Start

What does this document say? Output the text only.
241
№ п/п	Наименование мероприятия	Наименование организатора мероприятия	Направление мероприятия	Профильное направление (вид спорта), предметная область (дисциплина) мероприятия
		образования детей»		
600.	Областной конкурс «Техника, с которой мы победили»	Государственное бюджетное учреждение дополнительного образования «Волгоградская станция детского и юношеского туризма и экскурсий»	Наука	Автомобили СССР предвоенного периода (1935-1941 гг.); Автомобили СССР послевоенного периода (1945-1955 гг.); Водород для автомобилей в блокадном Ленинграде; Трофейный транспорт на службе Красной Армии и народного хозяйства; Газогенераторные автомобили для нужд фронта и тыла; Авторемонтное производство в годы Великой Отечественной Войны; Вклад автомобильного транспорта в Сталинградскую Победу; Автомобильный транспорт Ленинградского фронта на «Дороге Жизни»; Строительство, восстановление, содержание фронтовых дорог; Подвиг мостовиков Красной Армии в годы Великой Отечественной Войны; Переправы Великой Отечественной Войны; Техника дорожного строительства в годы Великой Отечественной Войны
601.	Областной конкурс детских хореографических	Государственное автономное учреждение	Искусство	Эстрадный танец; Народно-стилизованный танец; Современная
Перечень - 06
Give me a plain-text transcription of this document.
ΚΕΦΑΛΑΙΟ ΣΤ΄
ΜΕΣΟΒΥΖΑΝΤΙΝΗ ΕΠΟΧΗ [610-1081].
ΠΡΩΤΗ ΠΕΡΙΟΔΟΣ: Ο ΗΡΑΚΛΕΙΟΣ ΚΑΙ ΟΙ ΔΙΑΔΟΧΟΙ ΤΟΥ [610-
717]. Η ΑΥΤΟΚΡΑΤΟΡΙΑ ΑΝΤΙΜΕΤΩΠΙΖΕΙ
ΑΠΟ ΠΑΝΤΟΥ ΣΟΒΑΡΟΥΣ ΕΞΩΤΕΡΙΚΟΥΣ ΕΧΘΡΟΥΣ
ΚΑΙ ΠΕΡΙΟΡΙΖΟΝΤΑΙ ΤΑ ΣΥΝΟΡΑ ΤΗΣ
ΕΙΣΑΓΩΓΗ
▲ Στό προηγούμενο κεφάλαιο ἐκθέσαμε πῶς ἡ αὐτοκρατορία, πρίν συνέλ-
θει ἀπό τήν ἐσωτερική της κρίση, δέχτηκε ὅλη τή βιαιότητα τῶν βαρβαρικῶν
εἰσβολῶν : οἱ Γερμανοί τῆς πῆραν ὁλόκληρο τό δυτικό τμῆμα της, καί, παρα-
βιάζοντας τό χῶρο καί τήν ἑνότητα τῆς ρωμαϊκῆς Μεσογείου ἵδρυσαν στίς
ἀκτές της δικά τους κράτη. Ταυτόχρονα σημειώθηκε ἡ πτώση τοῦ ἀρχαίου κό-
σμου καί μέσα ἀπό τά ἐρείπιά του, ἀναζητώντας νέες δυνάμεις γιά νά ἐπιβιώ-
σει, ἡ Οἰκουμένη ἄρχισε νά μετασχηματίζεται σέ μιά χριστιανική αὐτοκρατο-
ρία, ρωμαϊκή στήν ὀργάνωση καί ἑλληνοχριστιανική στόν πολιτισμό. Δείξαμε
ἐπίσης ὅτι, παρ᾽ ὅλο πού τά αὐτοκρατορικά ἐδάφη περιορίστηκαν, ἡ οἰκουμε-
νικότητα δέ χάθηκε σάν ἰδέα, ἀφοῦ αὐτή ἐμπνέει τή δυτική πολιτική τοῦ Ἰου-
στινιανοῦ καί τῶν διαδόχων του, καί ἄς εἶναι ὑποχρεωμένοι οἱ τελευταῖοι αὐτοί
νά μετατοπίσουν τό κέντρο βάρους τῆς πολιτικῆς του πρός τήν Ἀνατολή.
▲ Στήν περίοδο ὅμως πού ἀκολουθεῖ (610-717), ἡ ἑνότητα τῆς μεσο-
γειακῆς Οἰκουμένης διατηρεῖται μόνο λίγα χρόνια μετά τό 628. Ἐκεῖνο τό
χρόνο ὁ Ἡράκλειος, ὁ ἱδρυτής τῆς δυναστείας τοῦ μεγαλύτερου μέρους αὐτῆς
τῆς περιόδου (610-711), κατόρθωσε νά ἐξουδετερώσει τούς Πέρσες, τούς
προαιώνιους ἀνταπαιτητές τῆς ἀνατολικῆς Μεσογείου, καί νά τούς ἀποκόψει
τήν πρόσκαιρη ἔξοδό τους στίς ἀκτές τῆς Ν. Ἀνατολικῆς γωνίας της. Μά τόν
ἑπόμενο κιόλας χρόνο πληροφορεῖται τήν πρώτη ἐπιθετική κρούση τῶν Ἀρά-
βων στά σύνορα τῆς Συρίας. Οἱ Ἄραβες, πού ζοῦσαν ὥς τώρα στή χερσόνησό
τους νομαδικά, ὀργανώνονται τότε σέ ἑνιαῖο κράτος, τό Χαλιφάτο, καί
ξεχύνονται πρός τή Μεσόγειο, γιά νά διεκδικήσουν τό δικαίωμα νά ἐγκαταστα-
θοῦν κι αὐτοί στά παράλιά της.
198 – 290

End

■ **WHAT THIS TASK INVOLVES**
Look through the lines above and collect those with the word "Областной".

■ **FULL RESPONSE**
600.	Областной конкурс «Техника, с которой мы победили»	Государственное бюджетное учреждение дополнительного образования «Волгоградская станция детского и юношеского туризма и экскурсий»	Наука	Автомобили СССР предвоенного периода (1935-1941 гг.); Автомобили СССР послевоенного периода (1945-1955 гг.); Водород для автомобилей в блокадном Ленинграде; Трофейный транспорт на службе Красной Армии и народного хозяйства; Газогенераторные автомобили для нужд фронта и тыла; Авторемонтное производство в годы Великой Отечественной Войны; Вклад автомобильного транспорта в Сталинградскую Победу; Автомобильный транспорт Ленинградского фронта на «Дороге Жизни»; Строительство, восстановление, содержание фронтовых дорог; Подвиг мостовиков Красной Армии в годы Великой Отечественной Войны; Переправы Великой Отечественной Войны; Техника дорожного строительства в годы Великой Отечественной Войны
601.	Областной конкурс детских хореографических	Государственное автономное учреждение	Искусство	Эстрадный танец; Народно-стилизованный танец; Современная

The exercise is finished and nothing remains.